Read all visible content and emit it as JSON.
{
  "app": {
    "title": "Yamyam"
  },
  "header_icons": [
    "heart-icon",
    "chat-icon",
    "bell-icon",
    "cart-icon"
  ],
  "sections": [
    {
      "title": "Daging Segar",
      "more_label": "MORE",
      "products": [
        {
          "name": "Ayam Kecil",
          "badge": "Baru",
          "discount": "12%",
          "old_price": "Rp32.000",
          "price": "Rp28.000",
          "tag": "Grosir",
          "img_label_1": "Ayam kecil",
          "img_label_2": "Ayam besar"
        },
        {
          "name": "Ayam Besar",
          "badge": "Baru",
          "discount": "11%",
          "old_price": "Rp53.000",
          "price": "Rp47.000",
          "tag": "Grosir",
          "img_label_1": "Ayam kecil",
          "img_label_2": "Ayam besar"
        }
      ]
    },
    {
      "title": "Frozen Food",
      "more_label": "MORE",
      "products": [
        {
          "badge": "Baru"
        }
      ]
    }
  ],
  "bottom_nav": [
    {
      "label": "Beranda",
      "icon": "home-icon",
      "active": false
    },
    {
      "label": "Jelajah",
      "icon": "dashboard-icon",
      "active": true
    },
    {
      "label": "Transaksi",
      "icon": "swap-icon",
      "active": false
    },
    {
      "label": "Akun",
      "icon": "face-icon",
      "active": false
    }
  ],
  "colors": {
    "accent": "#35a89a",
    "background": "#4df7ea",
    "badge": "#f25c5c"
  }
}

* Goal *
Output the full listing without altering anything.

* Exercise response *
Read all visible content and emit it as JSON.
{
  "app": {
    "title": "Yamyam"
  },
  "header_icons": [
    "heart-icon",
    "chat-icon",
    "bell-icon",
    "cart-icon"
  ],
  "sections": [
    {
      "title": "Daging Segar",
      "more_label": "MORE",
      "products": [
        {
          "name": "Ayam Kecil",
          "badge": "Baru",
          "discount": "12%",
          "old_price": "Rp32.000",
          "price": "Rp28.000",
          "tag": "Grosir",
          "img_label_1": "Ayam kecil",
          "img_label_2": "Ayam besar"
        },
        {
          "name": "Ayam Besar",
          "badge": "Baru",
          "discount": "11%",
          "old_price": "Rp53.000",
          "price": "Rp47.000",
          "tag": "Grosir",
          "img_label_1": "Ayam kecil",
          "img_label_2": "Ayam besar"
        }
      ]
    },
    {
      "title": "Frozen Food",
      "more_label": "MORE",
      "products": [
        {
          "badge": "Baru"
        }
      ]
    }
  ],
  "bottom_nav": [
    {
      "label": "Beranda",
      "icon": "home-icon",
      "active": false
    },
    {
      "label": "Jelajah",
      "icon": "dashboard-icon",
      "active": true
    },
    {
      "label": "Transaksi",
      "icon": "swap-icon",
      "active": false
    },
    {
      "label": "Akun",
      "icon": "face-icon",
      "active": false
    }
  ],
  "colors": {
    "accent": "#35a89a",
    "background": "#4df7ea",
    "badge": "#f25c5c"
  }
}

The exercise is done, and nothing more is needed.